* begin TASK INPUTS *

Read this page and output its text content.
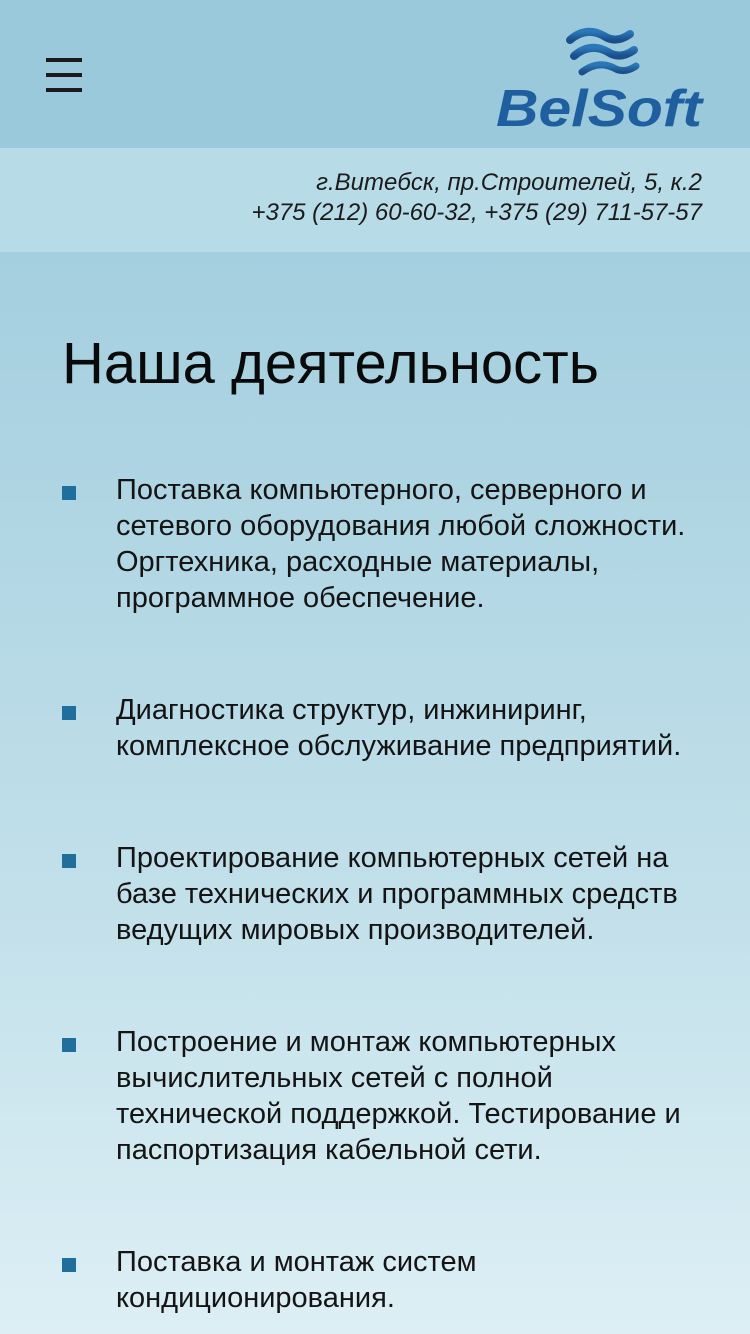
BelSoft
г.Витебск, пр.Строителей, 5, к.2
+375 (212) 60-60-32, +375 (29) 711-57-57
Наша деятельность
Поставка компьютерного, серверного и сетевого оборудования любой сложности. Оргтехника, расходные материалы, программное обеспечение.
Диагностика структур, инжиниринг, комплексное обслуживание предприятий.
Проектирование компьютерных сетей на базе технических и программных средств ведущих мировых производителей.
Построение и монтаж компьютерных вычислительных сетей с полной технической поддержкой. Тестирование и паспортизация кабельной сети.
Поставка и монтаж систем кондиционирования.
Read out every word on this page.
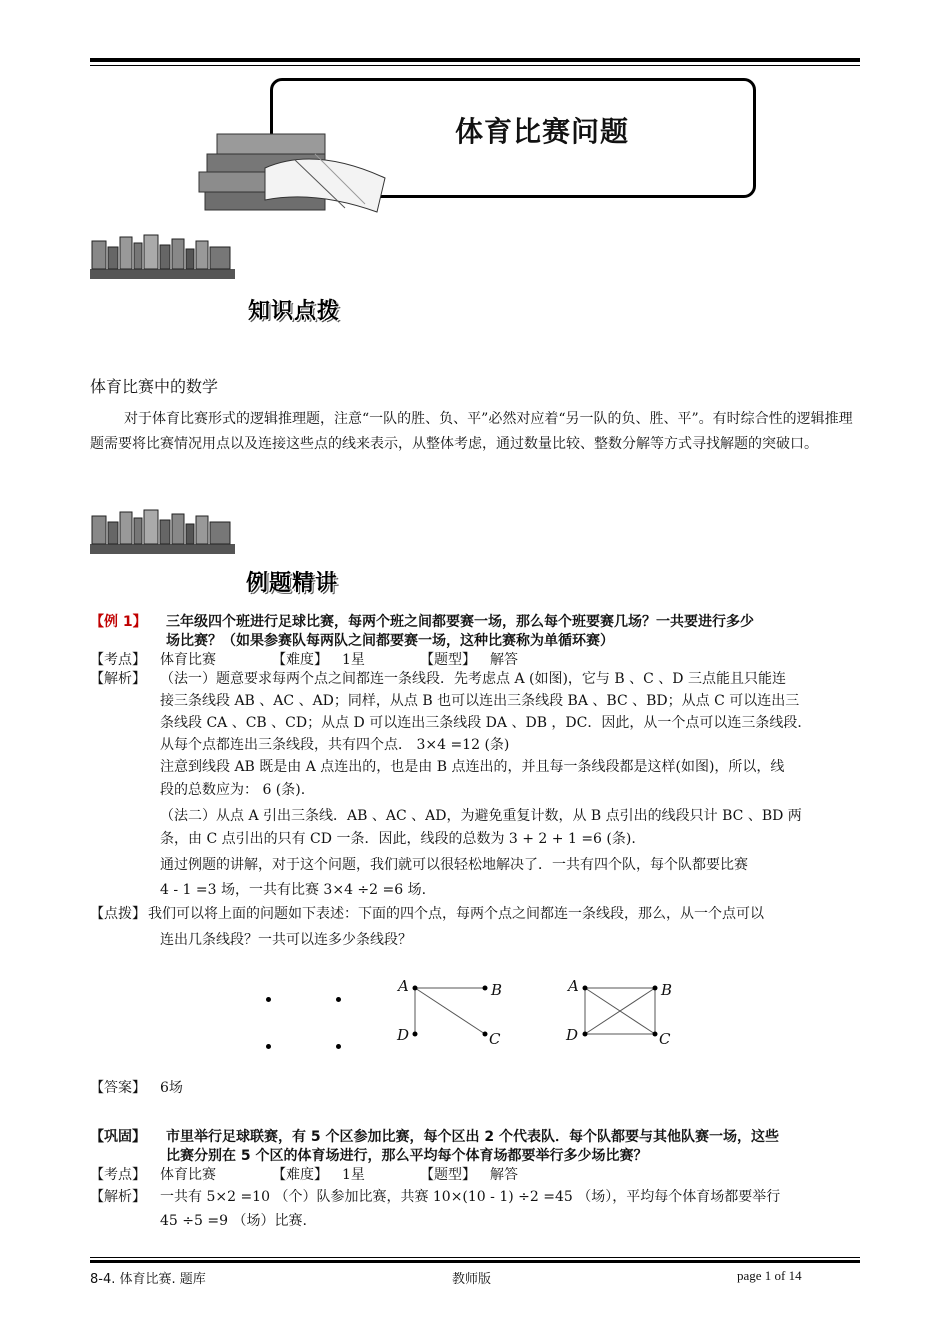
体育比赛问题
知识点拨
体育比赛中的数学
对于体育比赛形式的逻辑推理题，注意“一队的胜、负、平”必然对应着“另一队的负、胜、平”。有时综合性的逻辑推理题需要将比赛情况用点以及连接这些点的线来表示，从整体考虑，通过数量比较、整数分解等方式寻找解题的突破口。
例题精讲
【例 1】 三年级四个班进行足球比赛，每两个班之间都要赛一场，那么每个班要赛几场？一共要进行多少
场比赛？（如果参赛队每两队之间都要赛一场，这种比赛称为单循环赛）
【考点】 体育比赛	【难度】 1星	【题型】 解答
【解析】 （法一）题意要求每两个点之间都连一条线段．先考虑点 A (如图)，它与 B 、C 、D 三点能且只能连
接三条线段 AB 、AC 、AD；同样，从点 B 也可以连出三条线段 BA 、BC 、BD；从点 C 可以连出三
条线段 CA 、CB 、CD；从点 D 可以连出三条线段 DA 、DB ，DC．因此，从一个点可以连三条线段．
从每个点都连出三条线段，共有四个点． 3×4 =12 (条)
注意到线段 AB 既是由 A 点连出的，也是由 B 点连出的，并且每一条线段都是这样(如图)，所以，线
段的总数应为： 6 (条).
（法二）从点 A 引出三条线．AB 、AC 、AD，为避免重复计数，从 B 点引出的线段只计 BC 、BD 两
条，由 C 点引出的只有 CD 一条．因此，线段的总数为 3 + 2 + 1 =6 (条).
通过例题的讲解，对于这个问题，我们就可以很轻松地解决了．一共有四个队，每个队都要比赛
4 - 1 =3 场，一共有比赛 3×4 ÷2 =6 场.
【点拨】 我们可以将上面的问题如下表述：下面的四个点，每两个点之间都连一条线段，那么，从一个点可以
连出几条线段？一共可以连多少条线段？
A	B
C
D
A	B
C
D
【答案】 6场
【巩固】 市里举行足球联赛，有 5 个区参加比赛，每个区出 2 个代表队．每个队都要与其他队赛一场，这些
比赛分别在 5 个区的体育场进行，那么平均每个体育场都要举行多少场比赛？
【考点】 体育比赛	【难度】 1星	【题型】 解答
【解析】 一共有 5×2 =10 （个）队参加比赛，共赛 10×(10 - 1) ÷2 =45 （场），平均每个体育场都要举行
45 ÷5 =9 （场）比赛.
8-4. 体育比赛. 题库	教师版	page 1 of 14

* end TASK INPUTS *
* begin TASK INPUTS *

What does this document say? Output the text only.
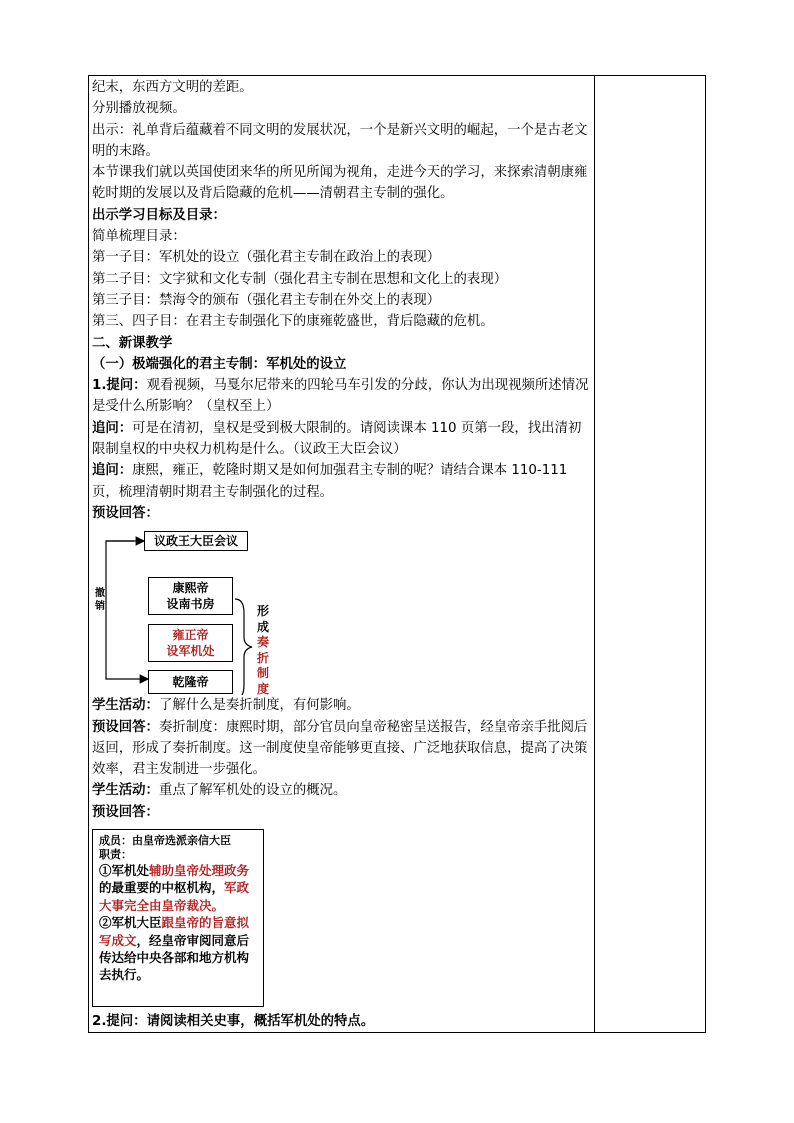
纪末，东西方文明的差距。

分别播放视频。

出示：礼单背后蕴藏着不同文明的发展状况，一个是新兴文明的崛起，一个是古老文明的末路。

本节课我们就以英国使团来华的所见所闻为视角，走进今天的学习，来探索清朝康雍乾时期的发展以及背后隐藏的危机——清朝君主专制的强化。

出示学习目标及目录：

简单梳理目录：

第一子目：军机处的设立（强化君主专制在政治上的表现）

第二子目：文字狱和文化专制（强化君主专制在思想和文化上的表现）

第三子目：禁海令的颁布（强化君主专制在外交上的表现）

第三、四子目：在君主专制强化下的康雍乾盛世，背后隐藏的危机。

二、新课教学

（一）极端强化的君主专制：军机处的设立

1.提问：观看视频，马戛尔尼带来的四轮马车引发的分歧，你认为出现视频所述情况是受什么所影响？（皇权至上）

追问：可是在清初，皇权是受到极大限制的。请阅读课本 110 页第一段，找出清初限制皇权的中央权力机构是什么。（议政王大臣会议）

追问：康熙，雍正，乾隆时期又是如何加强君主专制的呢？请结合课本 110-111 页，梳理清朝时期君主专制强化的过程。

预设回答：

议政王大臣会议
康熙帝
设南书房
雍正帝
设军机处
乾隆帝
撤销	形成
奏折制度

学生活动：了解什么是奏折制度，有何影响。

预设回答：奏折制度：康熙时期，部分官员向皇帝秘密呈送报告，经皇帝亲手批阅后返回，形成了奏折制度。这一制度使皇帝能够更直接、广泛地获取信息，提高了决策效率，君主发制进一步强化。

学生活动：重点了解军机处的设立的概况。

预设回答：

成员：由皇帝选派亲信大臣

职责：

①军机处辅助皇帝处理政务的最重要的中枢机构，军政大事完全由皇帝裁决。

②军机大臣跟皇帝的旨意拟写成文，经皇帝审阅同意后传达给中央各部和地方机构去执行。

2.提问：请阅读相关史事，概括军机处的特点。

* end TASK INPUTS *

# EXERCISE:
Return only those lines of the records that contain the string "компьютерных".

# COMPLETED EXERCISE:
Проектирование компьютерных сетей на базе технических и программных средств ведущих мировых производителей.
Построение и монтаж компьютерных вычислительных сетей с полной технической поддержкой. Тестирование и паспортизация кабельной сети.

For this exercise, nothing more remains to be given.